■ What to produce
Among the lines below, return each one that contains the word "Tradition".

■ Stored data
=-=-=-=-=
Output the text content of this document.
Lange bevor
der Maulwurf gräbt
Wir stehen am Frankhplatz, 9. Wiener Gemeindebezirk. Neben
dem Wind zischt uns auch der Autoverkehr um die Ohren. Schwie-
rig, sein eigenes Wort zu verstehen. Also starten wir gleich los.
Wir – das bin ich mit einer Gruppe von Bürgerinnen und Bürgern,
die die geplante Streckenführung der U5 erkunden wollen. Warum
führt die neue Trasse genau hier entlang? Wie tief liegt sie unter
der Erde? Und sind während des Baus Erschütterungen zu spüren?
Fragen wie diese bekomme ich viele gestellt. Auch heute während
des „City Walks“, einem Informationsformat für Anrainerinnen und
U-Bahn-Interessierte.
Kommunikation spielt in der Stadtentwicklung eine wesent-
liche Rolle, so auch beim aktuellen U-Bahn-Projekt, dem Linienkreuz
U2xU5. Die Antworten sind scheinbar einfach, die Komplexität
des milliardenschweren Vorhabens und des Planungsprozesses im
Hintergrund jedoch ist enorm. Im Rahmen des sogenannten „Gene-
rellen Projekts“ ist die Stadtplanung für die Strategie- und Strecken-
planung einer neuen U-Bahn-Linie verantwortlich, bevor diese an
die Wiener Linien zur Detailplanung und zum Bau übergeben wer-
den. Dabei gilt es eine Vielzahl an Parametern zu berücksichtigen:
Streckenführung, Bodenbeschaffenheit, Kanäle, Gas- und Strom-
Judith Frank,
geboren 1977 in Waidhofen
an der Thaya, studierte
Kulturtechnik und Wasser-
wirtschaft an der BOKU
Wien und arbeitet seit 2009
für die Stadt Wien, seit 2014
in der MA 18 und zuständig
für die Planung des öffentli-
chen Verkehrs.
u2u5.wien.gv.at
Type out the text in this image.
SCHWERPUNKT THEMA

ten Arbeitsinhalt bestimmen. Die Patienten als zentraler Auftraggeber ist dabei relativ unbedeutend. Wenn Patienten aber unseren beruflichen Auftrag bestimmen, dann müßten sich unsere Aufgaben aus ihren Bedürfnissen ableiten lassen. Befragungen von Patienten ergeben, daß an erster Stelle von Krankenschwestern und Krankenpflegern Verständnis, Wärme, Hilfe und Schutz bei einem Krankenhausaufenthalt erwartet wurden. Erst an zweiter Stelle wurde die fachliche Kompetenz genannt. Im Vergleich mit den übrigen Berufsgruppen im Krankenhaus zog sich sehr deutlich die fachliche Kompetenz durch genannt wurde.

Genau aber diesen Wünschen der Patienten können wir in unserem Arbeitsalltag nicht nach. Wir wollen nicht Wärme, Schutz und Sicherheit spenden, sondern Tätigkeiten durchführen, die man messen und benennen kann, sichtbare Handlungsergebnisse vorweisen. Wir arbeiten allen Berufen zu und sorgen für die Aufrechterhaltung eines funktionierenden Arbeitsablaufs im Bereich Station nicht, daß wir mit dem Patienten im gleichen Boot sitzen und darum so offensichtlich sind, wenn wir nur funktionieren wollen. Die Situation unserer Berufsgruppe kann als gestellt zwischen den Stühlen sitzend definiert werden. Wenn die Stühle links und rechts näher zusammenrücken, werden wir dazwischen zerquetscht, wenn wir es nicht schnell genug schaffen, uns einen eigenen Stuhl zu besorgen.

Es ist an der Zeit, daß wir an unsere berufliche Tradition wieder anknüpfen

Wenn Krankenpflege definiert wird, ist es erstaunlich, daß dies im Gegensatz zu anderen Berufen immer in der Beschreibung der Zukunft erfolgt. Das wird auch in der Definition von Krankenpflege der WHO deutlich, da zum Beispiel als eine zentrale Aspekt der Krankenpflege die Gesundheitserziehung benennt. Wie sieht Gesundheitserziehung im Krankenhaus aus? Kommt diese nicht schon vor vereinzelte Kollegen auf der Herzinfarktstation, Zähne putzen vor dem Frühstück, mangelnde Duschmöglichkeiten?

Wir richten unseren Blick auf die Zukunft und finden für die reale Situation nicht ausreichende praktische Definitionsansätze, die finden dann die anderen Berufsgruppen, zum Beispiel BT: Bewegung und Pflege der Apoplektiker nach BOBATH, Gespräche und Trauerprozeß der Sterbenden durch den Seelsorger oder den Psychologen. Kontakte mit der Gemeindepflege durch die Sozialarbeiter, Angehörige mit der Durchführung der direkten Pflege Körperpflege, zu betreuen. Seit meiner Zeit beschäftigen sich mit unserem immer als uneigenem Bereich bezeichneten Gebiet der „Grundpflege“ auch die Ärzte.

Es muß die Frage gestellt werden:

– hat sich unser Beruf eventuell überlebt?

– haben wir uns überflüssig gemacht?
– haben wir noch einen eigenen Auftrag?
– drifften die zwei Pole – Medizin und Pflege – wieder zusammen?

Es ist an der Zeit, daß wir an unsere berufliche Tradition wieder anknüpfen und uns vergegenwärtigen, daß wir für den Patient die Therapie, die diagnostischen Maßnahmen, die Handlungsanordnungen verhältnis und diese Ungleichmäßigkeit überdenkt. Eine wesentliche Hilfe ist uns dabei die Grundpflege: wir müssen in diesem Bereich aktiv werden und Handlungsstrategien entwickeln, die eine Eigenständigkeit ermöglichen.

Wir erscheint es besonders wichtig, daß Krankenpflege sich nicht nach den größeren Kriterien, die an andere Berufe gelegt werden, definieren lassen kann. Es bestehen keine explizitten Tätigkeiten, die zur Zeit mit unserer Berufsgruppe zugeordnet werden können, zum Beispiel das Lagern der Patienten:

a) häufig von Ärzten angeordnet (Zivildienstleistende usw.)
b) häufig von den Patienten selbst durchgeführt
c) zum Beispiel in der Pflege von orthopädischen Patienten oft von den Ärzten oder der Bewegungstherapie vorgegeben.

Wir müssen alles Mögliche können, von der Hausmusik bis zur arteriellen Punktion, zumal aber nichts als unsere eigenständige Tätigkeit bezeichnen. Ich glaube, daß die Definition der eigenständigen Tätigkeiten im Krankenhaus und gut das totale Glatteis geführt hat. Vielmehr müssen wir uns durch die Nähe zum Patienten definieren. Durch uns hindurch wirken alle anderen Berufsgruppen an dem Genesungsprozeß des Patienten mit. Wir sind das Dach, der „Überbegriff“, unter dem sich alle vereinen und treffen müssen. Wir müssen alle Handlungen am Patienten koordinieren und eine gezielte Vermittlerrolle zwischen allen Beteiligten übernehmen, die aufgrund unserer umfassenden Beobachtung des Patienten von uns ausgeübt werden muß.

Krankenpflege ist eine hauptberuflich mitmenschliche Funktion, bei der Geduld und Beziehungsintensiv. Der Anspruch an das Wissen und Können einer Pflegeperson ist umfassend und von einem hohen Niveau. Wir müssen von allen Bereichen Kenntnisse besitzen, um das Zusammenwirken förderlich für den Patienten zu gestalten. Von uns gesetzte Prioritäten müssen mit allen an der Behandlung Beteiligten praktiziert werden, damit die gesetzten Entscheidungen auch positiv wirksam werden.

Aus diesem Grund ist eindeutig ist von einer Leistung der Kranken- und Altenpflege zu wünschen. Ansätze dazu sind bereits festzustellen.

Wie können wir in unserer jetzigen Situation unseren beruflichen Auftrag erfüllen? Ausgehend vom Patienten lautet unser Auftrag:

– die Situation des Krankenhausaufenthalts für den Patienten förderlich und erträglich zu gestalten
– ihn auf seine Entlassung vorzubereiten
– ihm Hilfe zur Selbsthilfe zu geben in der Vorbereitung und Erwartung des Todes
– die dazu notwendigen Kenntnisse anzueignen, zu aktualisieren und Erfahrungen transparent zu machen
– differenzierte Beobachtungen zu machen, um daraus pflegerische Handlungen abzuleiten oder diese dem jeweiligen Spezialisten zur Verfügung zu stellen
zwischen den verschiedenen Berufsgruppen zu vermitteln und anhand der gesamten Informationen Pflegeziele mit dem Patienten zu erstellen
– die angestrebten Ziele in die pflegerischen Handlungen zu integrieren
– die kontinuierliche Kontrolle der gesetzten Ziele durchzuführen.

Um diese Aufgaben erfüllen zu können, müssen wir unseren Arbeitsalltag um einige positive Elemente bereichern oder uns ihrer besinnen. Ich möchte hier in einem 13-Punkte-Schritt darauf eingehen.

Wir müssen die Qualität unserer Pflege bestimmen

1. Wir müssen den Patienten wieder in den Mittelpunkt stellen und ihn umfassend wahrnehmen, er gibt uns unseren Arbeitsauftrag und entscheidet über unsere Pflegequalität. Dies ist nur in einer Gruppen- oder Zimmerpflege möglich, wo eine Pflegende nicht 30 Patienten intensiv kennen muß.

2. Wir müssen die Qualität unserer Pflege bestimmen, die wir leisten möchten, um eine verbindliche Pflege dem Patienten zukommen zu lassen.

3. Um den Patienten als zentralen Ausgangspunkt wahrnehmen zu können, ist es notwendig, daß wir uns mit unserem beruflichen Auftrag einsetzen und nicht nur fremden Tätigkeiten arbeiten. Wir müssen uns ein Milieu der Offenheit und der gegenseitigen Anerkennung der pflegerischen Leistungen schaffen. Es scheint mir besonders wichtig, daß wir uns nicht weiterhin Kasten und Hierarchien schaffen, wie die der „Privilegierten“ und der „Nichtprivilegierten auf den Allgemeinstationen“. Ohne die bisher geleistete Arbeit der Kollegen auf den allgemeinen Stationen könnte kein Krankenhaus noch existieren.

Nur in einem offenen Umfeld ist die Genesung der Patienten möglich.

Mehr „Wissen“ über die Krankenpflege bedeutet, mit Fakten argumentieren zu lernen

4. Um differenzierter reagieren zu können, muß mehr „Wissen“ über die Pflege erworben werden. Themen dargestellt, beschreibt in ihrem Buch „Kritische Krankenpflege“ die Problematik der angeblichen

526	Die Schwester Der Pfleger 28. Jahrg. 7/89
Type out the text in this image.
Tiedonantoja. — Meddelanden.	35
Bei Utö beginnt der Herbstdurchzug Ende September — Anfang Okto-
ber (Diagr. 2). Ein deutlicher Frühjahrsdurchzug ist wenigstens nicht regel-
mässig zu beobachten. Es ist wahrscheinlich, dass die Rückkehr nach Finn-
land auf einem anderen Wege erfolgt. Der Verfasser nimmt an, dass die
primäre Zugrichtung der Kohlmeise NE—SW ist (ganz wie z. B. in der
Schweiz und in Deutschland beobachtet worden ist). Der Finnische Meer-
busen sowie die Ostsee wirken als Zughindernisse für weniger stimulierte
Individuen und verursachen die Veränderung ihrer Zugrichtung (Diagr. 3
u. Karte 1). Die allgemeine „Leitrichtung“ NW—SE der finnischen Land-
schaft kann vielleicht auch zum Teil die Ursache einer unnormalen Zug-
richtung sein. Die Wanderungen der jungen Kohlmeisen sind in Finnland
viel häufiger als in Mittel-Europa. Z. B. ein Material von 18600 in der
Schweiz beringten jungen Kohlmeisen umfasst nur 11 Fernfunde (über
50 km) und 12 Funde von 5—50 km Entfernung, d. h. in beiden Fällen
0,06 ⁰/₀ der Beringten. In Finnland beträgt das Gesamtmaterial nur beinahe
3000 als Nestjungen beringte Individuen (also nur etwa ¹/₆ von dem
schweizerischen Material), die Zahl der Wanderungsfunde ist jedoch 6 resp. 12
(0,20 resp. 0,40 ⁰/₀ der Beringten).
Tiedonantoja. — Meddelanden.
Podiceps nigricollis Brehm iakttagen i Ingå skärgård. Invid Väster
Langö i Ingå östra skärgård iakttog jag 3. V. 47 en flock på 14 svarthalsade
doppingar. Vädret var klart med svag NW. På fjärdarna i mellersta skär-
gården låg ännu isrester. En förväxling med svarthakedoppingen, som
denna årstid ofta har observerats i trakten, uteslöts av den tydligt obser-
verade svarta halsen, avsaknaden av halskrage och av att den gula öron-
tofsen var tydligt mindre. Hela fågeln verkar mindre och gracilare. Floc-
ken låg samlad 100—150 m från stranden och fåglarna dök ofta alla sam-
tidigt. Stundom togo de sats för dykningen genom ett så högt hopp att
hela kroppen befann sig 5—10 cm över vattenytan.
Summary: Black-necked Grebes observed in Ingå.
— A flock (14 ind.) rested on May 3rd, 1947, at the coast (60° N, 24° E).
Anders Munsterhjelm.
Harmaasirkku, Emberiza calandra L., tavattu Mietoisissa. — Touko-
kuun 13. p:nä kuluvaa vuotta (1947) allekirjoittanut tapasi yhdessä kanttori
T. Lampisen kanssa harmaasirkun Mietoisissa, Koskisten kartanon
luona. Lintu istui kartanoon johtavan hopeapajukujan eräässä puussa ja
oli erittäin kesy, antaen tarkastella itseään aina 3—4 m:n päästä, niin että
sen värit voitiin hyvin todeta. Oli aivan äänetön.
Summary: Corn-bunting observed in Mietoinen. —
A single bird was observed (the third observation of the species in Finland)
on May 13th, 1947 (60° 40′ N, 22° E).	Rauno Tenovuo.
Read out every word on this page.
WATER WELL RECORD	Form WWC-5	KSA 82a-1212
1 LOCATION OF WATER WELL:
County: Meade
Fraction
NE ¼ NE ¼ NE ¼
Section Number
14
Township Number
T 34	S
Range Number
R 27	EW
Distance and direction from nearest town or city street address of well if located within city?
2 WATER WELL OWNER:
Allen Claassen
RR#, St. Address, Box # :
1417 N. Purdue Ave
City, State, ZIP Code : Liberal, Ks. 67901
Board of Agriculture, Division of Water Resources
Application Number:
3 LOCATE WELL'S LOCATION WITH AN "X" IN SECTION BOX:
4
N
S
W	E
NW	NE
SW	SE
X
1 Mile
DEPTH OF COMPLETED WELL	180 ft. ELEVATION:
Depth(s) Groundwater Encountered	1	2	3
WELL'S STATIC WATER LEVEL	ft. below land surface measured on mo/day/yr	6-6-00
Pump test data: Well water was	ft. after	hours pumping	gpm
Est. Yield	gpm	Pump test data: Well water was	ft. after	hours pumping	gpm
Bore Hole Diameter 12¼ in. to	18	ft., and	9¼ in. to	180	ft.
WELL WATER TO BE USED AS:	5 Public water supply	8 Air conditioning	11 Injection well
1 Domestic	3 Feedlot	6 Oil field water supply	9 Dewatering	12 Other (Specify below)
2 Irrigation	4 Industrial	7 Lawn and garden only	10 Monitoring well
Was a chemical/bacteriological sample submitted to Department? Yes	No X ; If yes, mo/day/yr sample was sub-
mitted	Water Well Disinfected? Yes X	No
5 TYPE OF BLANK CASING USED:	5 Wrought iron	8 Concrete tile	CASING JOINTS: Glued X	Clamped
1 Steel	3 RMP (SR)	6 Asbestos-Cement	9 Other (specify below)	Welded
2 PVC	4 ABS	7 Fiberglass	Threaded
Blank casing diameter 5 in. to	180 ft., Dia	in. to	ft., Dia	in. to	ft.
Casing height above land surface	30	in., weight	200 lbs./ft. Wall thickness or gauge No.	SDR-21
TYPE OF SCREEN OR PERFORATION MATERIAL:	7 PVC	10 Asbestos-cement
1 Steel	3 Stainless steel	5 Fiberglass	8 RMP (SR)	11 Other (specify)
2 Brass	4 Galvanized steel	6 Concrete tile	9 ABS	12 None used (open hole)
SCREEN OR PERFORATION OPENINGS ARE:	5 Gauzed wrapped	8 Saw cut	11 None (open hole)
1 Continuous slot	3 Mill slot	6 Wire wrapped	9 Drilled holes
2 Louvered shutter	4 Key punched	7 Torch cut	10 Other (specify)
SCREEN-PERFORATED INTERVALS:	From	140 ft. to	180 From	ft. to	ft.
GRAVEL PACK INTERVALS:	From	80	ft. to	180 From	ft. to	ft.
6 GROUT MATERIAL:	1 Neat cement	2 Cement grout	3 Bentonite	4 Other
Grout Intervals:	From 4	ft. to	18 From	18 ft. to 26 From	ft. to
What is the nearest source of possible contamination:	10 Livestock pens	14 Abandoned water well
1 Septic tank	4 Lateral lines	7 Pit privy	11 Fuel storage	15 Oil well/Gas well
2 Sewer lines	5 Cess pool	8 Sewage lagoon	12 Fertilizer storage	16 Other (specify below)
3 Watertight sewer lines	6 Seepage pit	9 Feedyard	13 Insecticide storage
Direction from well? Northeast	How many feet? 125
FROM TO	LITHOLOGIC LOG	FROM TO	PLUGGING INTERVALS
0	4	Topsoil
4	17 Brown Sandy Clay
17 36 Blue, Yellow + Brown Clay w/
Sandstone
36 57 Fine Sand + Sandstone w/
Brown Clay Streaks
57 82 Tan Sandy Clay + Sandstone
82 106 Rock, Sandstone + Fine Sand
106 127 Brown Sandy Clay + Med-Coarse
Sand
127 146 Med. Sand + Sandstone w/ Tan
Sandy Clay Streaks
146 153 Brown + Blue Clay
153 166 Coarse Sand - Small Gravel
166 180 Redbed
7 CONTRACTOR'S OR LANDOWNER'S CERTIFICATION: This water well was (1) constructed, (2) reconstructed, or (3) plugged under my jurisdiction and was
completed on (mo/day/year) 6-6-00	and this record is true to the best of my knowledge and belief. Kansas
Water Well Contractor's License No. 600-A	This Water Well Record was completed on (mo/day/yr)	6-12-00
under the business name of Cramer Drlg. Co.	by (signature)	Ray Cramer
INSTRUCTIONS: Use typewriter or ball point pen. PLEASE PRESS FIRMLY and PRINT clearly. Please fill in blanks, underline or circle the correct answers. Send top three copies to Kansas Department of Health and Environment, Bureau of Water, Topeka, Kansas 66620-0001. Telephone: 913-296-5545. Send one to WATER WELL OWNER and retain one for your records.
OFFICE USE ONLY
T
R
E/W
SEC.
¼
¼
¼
=-=-=-=-=
■ Expected answer
Es ist an der Zeit, daß wir an unsere berufliche Tradition wieder anknüpfen
Es ist an der Zeit, daß wir an unsere berufliche Tradition wieder anknüpfen und uns vergegenwärtigen, daß wir für den Patient die Therapie, die diagnostischen Maßnahmen, die Handlungsanordnungen verhältnis und diese Ungleichmäßigkeit überdenkt. Eine wesentliche Hilfe ist uns dabei die Grundpflege: wir müssen in diesem Bereich aktiv werden und Handlungsstrategien entwickeln, die eine Eigenständigkeit ermöglichen.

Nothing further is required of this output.